* _BRIEF_
Copy the lines verbatim, from the first line through the line containing "globe-icon xyxy=(382,88,396,102)", with both ends included.

* _STORED DATA_
==================================================

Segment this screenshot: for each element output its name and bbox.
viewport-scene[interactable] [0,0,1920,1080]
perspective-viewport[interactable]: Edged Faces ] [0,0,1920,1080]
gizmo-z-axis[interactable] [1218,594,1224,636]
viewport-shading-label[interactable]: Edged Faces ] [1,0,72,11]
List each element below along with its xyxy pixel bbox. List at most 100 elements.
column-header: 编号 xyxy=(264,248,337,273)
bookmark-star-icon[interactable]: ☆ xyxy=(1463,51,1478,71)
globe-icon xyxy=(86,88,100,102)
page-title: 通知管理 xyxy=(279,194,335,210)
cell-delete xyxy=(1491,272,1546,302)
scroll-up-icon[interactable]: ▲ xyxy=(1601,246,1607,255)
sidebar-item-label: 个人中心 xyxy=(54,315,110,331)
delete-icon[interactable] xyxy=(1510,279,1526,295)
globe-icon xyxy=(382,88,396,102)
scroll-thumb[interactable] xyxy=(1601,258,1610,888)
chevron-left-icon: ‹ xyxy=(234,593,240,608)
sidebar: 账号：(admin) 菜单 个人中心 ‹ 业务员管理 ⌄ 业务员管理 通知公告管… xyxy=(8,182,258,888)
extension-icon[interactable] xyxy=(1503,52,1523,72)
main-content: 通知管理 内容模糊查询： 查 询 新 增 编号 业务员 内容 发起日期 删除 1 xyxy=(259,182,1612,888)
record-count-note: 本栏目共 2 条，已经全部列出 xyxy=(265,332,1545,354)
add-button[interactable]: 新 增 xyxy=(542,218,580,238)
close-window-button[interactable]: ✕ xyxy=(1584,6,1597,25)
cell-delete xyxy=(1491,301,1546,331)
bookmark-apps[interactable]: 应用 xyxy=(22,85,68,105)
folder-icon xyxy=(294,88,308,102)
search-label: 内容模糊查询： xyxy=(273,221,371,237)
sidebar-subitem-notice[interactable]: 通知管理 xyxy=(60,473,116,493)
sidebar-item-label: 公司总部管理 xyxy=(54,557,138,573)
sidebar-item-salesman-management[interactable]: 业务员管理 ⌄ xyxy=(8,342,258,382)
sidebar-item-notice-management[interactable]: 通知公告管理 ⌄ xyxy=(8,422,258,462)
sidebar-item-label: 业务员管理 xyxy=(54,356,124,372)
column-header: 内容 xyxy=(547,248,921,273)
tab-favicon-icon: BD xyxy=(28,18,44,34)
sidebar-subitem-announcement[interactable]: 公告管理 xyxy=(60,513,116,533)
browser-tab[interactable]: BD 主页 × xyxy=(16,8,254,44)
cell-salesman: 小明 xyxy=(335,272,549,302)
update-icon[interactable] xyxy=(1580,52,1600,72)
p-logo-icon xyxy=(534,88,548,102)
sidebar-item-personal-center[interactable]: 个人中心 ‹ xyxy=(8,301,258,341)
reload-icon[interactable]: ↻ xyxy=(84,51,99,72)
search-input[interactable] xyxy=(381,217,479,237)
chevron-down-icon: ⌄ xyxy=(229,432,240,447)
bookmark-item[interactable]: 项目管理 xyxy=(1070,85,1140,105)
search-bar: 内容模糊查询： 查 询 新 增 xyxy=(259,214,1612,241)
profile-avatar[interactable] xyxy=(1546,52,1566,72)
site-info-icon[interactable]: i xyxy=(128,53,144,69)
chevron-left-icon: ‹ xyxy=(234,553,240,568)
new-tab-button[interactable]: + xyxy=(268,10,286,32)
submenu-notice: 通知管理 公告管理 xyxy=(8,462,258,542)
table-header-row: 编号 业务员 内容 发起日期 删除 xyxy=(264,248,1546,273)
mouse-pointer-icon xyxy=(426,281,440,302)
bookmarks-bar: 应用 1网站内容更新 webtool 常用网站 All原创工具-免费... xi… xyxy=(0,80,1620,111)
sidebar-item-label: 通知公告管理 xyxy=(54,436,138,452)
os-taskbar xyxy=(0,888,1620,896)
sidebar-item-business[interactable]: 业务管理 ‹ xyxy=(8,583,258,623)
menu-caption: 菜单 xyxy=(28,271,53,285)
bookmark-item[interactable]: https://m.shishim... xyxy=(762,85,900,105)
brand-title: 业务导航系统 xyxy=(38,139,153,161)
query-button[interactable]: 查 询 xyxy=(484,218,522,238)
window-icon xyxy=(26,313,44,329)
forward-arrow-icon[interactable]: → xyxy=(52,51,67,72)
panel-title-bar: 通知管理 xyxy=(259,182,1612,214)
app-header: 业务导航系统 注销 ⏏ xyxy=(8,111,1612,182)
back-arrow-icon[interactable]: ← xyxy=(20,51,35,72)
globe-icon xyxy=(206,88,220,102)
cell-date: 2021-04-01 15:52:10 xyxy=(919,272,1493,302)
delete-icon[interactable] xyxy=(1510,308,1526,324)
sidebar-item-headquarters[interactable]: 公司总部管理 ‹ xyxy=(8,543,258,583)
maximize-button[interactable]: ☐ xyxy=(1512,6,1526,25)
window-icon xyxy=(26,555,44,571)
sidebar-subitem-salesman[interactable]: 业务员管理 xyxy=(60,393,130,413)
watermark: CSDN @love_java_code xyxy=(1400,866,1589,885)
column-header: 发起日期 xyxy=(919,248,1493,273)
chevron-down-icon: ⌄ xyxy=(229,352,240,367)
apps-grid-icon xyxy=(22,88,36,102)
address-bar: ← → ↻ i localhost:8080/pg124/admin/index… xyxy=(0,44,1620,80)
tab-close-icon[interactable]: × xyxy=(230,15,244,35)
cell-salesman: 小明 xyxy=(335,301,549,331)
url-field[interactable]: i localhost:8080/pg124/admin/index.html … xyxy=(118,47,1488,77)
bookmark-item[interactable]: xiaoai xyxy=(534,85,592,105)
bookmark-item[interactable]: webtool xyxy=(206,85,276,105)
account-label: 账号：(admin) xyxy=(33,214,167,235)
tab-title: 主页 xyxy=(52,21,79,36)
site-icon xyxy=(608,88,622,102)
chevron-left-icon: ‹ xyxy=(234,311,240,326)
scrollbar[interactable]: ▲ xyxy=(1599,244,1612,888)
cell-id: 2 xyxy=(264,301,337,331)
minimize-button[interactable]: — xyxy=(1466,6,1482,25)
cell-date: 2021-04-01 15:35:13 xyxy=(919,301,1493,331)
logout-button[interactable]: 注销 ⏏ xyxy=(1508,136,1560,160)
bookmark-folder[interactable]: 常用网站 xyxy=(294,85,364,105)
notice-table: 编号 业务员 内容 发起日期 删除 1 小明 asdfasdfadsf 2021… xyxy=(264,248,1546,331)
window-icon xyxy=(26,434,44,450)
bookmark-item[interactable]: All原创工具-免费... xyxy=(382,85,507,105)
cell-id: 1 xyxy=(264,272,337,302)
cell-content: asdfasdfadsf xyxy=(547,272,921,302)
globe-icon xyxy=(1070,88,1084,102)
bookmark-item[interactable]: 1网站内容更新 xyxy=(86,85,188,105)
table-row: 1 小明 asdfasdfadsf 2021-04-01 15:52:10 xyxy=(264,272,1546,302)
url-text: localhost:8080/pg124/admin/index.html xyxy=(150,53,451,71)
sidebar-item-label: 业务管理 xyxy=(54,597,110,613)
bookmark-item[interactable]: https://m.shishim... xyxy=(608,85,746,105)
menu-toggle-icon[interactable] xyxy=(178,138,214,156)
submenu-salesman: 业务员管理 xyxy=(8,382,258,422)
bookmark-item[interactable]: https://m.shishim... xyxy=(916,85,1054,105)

==================================================

* _WORKED SOLUTION_
Segment this screenshot: for each element output its name and bbox.
viewport-scene[interactable] [0,0,1920,1080]
perspective-viewport[interactable]: Edged Faces ] [0,0,1920,1080]
gizmo-z-axis[interactable] [1218,594,1224,636]
viewport-shading-label[interactable]: Edged Faces ] [1,0,72,11]
List each element below along with its xyxy pixel bbox. List at most 100 elements.
column-header: 编号 xyxy=(264,248,337,273)
bookmark-star-icon[interactable]: ☆ xyxy=(1463,51,1478,71)
globe-icon xyxy=(86,88,100,102)
page-title: 通知管理 xyxy=(279,194,335,210)
cell-delete xyxy=(1491,272,1546,302)
scroll-up-icon[interactable]: ▲ xyxy=(1601,246,1607,255)
sidebar-item-label: 个人中心 xyxy=(54,315,110,331)
delete-icon[interactable] xyxy=(1510,279,1526,295)
globe-icon xyxy=(382,88,396,102)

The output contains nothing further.